◆ PROBLEM REQUIREMENTS
Copy all the data exactly, except the pictures.

[START]

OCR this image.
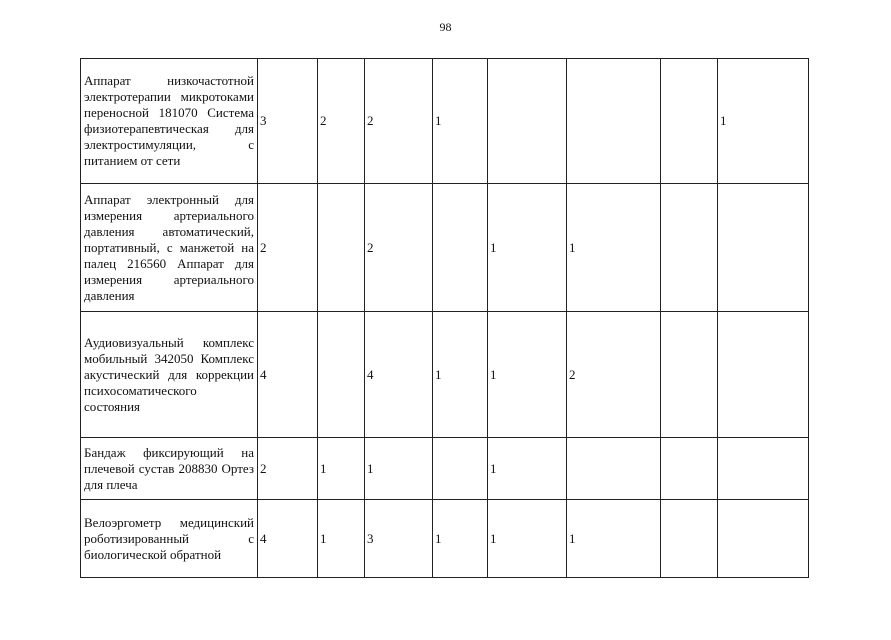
98
Аппарат низкочастотной электротерапии микротоками переносной 181070 Система физиотерапевтическая для электростимуляции, с питанием от сети	3	2	2	1				1
Аппарат электронный для измерения артериального давления автоматический, портативный, с манжетой на палец 216560 Аппарат для измерения артериального давления	2		2		1	1		
Аудиовизуальный комплекс мобильный 342050 Комплекс акустический для коррекции психосоматического состояния	4		4	1	1	2		
Бандаж фиксирующий на плечевой сустав 208830 Ортез для плеча	2	1	1		1			
Велоэргометр медицинский роботизированный с биологической обратной	4	1	3	1	1	1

[END]

◆ PROBLEM SOLUTION
OCR this image.
98
Аппарат низкочастотной электротерапии микротоками переносной 181070 Система физиотерапевтическая для электростимуляции, с питанием от сети	3	2	2	1				1
Аппарат электронный для измерения артериального давления автоматический, портативный, с манжетой на палец 216560 Аппарат для измерения артериального давления	2		2		1	1		
Аудиовизуальный комплекс мобильный 342050 Комплекс акустический для коррекции психосоматического состояния	4		4	1	1	2		
Бандаж фиксирующий на плечевой сустав 208830 Ортез для плеча	2	1	1		1			
Велоэргометр медицинский роботизированный с биологической обратной	4	1	3	1	1	1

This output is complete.